STATED PROBLEM >>
Every record below should be transcribed exactly. Omit the images.

INPUT MATERIAL >>
#####

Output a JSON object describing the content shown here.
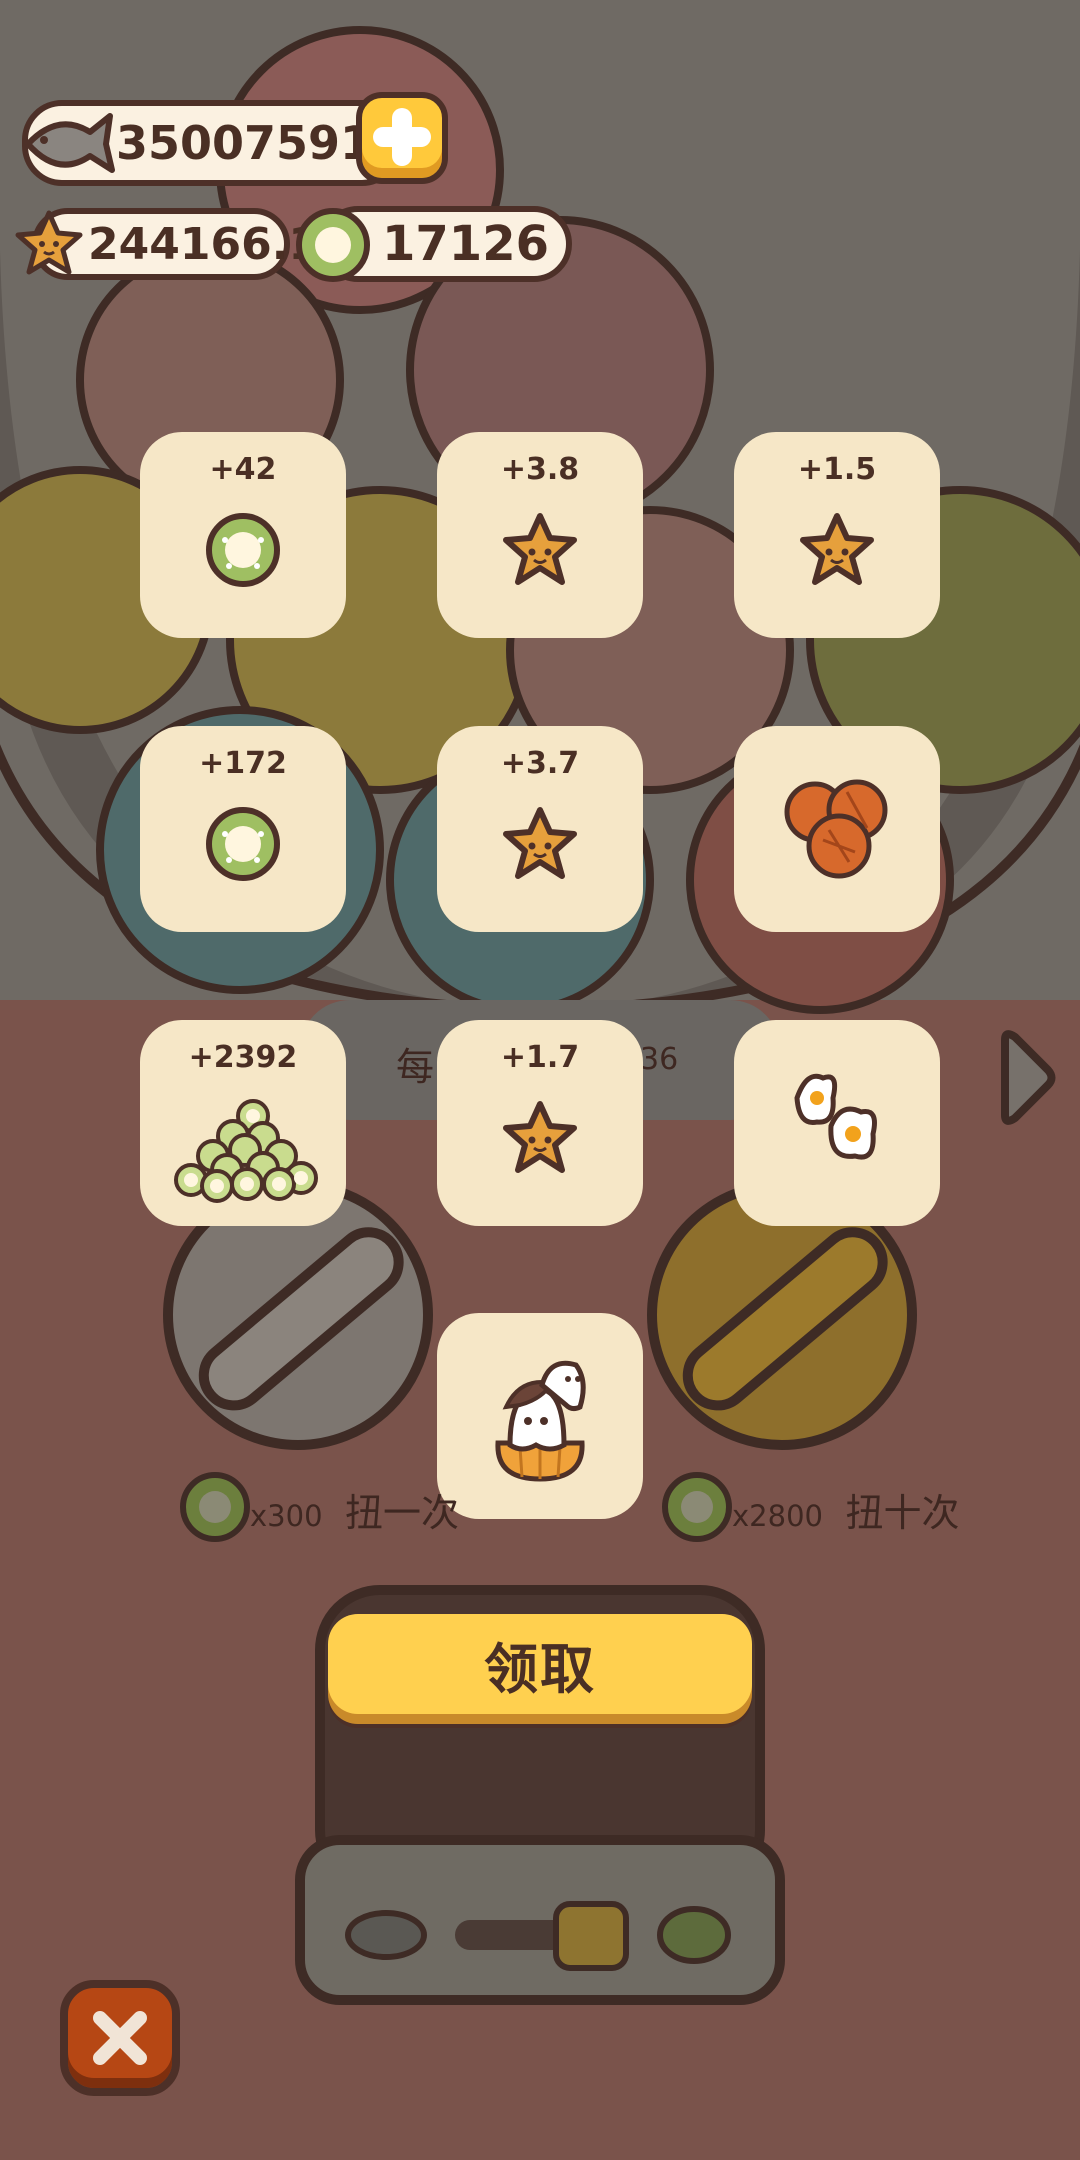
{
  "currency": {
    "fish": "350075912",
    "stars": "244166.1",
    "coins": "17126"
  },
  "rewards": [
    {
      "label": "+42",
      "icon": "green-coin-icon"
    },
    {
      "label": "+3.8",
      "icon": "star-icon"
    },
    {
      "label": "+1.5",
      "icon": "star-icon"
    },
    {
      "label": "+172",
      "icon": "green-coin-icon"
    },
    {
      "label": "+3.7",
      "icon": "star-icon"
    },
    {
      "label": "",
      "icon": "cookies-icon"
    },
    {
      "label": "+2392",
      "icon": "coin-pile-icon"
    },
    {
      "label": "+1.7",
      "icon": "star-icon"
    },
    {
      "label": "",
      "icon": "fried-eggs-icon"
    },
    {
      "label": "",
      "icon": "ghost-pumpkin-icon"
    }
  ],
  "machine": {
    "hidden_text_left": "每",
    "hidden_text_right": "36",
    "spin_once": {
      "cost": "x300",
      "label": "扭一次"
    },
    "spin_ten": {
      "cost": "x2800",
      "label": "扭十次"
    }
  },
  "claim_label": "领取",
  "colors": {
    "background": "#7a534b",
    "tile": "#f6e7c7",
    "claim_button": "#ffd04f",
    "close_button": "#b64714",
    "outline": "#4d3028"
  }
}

#####

COMPLETED EXERCISE >>
Output a JSON object describing the content shown here.
{
  "currency": {
    "fish": "350075912",
    "stars": "244166.1",
    "coins": "17126"
  },
  "rewards": [
    {
      "label": "+42",
      "icon": "green-coin-icon"
    },
    {
      "label": "+3.8",
      "icon": "star-icon"
    },
    {
      "label": "+1.5",
      "icon": "star-icon"
    },
    {
      "label": "+172",
      "icon": "green-coin-icon"
    },
    {
      "label": "+3.7",
      "icon": "star-icon"
    },
    {
      "label": "",
      "icon": "cookies-icon"
    },
    {
      "label": "+2392",
      "icon": "coin-pile-icon"
    },
    {
      "label": "+1.7",
      "icon": "star-icon"
    },
    {
      "label": "",
      "icon": "fried-eggs-icon"
    },
    {
      "label": "",
      "icon": "ghost-pumpkin-icon"
    }
  ],
  "machine": {
    "hidden_text_left": "每",
    "hidden_text_right": "36",
    "spin_once": {
      "cost": "x300",
      "label": "扭一次"
    },
    "spin_ten": {
      "cost": "x2800",
      "label": "扭十次"
    }
  },
  "claim_label": "领取",
  "colors": {
    "background": "#7a534b",
    "tile": "#f6e7c7",
    "claim_button": "#ffd04f",
    "close_button": "#b64714",
    "outline": "#4d3028"
  }
}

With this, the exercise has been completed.